__ENTRIES SUPPLIED__.
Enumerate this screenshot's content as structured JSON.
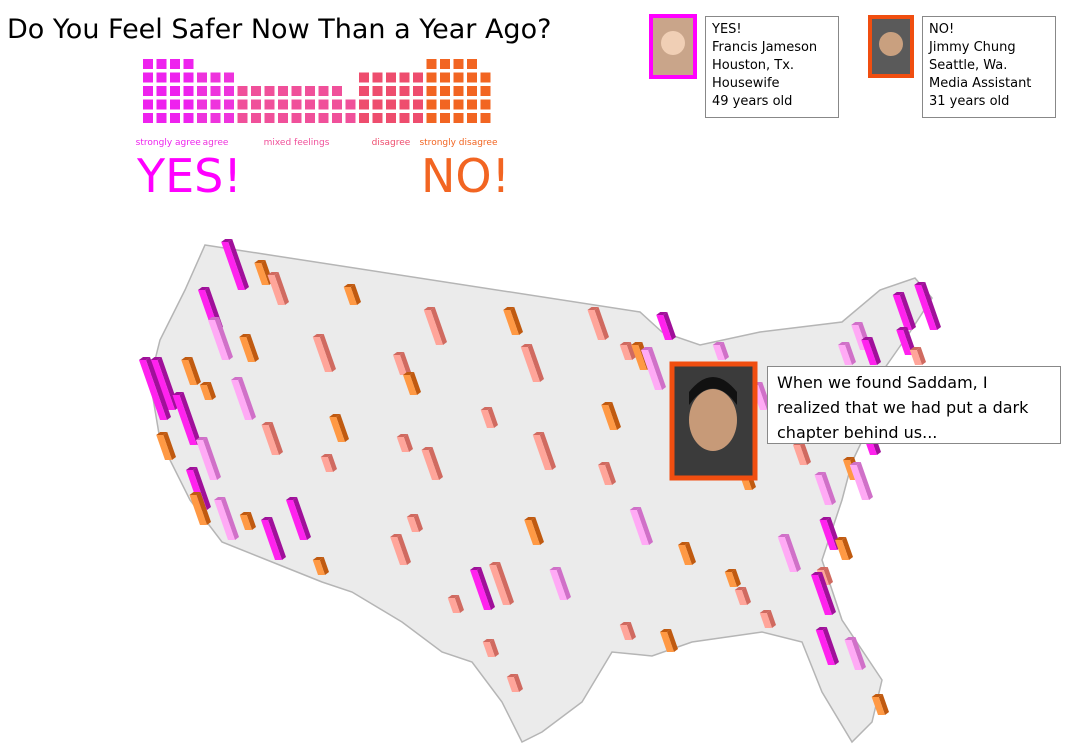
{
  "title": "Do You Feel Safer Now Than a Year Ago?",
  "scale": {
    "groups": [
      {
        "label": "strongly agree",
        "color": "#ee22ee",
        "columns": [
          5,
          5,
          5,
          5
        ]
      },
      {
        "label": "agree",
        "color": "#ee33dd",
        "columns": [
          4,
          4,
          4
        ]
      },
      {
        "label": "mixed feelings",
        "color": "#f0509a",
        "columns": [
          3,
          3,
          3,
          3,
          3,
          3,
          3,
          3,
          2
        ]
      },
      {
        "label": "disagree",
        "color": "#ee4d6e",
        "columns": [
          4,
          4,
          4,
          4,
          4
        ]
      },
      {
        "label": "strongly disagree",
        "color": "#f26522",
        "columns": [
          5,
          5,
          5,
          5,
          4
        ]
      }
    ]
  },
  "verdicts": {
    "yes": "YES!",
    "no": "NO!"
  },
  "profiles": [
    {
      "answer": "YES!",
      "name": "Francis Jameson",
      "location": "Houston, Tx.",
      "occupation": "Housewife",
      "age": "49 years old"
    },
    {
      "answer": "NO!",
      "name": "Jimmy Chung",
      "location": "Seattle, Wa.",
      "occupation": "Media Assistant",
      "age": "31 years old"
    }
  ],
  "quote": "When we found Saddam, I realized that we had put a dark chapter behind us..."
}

__EXERCISE TASK__.
Compute the number of lines above that contain the string "location". Reply with that value only.

__RESULT FOR THIS EXERCISE__.
2